THE PROBLEM: Your task is to print all of the data word for word.

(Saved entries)

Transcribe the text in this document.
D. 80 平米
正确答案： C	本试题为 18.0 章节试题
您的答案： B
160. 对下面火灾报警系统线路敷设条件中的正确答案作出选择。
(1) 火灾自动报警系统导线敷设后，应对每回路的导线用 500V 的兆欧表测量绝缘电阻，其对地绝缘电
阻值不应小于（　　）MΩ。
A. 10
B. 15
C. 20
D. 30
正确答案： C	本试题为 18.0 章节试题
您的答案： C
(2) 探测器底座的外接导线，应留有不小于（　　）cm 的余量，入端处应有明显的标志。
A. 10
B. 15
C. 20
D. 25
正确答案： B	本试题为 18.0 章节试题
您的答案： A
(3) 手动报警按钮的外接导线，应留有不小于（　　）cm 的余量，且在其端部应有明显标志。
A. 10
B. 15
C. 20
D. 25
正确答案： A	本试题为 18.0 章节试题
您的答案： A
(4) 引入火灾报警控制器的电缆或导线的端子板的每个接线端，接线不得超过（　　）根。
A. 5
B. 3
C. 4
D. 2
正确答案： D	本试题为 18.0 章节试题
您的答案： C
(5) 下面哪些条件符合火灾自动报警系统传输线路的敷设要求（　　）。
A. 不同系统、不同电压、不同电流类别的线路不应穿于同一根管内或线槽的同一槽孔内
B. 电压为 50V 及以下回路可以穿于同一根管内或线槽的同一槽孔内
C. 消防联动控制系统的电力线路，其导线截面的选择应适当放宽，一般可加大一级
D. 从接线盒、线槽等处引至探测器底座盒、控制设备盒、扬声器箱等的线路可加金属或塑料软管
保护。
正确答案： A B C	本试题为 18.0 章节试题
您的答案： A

RESULT:
Transcribe the text in this document.
D. 80 平米
正确答案： C	本试题为 18.0 章节试题
您的答案： B
160. 对下面火灾报警系统线路敷设条件中的正确答案作出选择。
(1) 火灾自动报警系统导线敷设后，应对每回路的导线用 500V 的兆欧表测量绝缘电阻，其对地绝缘电
阻值不应小于（　　）MΩ。
A. 10
B. 15
C. 20
D. 30
正确答案： C	本试题为 18.0 章节试题
您的答案： C
(2) 探测器底座的外接导线，应留有不小于（　　）cm 的余量，入端处应有明显的标志。
A. 10
B. 15
C. 20
D. 25
正确答案： B	本试题为 18.0 章节试题
您的答案： A
(3) 手动报警按钮的外接导线，应留有不小于（　　）cm 的余量，且在其端部应有明显标志。
A. 10
B. 15
C. 20
D. 25
正确答案： A	本试题为 18.0 章节试题
您的答案： A
(4) 引入火灾报警控制器的电缆或导线的端子板的每个接线端，接线不得超过（　　）根。
A. 5
B. 3
C. 4
D. 2
正确答案： D	本试题为 18.0 章节试题
您的答案： C
(5) 下面哪些条件符合火灾自动报警系统传输线路的敷设要求（　　）。
A. 不同系统、不同电压、不同电流类别的线路不应穿于同一根管内或线槽的同一槽孔内
B. 电压为 50V 及以下回路可以穿于同一根管内或线槽的同一槽孔内
C. 消防联动控制系统的电力线路，其导线截面的选择应适当放宽，一般可加大一级
D. 从接线盒、线槽等处引至探测器底座盒、控制设备盒、扬声器箱等的线路可加金属或塑料软管
保护。
正确答案： A B C	本试题为 18.0 章节试题
您的答案： A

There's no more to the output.